前期は減収で利益半減 半導体市場の縮小が痛手
高い成長率を誇るアドバンテストですが、前期(2024年3月期)は苦戦しました。売上高が大きく減少し、各段階利益は半減しています。
【アドバンテストの業績(2024年3月期)】
・売上高:4865億円(-13.2%)
・営業利益:816億円(-51.3%)
・当期利益:623億円(-52.2%)
・純利益:623億円(-52.2%)
苦戦の背景には半導体市場の停滞があります。
電子情報技術産業協会によると、2023年の半導体市場は縮小しました。市場の8割を占めるIC(集積回路)も、メモリを中心に大きく規模を減らしています。
【世界のIC 製品別の市場規模(2023年)】
・アナログ:812億ドル(-8.7%)
・マイクロ:763億ドル(-3.5%)
・ロジック:1786億ドル(+1.1%)
・メモリ:923億ドル(-28.9%)
・合計:4284億ドル(-9.7%)
※()は前年比
半導体市場の停滞は顧客の設備稼働率の低下を招きました。直近3年度は設備投資が旺盛だったことから、顧客に設備の余剰が生じ、テスト装置の需要が低下したようです。このような影響から売り上げが減少し、利益も大きく減ることとなりました。
利益の減少はほかに、米子会社(Essai社。2020年に買収)のキャッシュフロー見通しが低下しのれんの減損損失が生じたこと、主に為替差損益の悪化から金融損益が悪化したことも影響しています。

提供された行:

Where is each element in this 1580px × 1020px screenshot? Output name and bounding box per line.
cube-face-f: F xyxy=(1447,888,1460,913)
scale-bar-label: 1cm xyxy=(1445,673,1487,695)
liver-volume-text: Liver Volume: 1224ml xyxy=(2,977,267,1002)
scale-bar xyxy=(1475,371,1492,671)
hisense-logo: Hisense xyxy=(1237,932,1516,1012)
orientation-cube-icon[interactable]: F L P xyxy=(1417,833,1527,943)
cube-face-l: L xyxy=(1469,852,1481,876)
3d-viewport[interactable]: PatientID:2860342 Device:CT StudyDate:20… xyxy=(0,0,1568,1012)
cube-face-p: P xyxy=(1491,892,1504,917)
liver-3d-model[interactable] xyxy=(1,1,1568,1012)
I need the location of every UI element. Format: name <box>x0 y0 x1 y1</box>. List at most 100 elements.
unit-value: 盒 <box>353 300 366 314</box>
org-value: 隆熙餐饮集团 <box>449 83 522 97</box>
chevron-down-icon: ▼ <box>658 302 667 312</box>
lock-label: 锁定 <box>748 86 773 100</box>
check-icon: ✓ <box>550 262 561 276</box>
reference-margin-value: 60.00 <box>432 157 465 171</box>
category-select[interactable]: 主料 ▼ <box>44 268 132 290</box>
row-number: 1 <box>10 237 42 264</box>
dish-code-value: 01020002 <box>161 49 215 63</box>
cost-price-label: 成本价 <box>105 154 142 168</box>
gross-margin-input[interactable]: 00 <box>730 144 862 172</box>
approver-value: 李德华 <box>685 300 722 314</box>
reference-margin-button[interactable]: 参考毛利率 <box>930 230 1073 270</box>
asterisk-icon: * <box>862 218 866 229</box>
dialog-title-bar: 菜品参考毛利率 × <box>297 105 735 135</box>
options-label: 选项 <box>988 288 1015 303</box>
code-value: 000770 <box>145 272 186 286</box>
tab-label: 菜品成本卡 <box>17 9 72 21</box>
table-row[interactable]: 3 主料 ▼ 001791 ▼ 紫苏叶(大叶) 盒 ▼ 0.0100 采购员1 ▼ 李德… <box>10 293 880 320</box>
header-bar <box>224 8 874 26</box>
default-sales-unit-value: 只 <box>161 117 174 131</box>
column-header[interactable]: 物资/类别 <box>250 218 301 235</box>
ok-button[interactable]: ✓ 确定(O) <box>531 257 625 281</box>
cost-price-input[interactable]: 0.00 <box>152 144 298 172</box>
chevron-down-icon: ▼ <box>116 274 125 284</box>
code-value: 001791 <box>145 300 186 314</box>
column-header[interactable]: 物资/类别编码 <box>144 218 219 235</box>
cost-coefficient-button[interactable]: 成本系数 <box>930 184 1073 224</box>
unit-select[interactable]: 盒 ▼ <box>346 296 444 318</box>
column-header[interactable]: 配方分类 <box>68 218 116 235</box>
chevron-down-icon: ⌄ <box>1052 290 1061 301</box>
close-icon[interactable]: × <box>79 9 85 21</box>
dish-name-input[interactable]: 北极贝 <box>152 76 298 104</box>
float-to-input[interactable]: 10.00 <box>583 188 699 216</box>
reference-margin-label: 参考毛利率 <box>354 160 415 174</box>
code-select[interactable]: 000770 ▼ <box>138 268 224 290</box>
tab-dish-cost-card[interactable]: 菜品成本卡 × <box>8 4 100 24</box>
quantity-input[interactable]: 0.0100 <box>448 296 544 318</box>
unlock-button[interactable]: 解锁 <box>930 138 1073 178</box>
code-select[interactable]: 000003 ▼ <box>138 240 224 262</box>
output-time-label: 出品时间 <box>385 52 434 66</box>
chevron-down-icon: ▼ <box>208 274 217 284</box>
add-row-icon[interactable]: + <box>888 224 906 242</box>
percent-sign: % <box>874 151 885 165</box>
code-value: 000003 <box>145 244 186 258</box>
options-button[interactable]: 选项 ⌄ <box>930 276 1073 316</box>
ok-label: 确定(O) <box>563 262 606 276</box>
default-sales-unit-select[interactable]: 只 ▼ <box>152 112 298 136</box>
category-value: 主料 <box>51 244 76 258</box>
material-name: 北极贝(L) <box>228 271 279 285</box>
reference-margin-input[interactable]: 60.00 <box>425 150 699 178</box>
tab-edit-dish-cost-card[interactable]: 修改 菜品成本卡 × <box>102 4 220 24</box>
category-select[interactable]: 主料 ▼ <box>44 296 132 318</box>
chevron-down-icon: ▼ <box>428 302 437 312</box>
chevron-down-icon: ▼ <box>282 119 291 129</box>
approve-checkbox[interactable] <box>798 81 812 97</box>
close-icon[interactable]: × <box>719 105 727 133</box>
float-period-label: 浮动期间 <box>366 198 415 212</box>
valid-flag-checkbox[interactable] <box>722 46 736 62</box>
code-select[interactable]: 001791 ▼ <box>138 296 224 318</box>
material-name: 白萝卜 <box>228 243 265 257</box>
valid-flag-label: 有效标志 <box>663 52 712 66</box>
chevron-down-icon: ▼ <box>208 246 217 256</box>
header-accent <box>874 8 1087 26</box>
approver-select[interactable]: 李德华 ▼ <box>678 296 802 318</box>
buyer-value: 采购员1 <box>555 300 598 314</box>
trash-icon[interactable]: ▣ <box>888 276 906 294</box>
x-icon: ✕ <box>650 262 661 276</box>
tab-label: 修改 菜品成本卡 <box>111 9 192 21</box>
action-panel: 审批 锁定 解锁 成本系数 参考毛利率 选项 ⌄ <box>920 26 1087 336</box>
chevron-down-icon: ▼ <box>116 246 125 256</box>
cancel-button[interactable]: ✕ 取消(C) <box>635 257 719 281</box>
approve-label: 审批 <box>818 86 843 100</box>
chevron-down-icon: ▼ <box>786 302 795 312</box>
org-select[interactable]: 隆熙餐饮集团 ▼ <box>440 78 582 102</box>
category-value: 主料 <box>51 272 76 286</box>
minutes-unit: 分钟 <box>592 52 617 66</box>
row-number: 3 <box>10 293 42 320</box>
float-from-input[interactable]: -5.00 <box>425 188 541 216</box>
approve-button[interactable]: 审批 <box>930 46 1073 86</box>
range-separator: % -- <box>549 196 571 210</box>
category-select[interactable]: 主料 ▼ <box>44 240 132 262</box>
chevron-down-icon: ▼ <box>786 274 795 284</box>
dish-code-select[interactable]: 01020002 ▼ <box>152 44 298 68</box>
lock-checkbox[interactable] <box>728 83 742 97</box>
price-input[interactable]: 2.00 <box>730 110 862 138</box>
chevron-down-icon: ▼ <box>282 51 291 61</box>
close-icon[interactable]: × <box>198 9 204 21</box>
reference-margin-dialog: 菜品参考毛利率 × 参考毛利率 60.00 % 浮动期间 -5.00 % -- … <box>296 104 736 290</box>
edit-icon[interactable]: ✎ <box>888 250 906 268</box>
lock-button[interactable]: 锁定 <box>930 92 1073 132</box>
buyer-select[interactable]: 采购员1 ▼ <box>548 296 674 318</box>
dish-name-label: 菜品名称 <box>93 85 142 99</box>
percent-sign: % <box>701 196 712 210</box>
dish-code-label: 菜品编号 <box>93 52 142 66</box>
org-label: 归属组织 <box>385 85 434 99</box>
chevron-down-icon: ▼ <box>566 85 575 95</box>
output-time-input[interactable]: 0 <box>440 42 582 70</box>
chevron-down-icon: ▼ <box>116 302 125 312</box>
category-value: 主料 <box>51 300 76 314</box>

作業内容:
本文によると、アドバンテストの2024年3月期の営業利益はいくらで、前年比で何%の増減でしたか。 これらの行は本文とは関係ありません。

解答:
816億円で、前年比51.3%の減少です。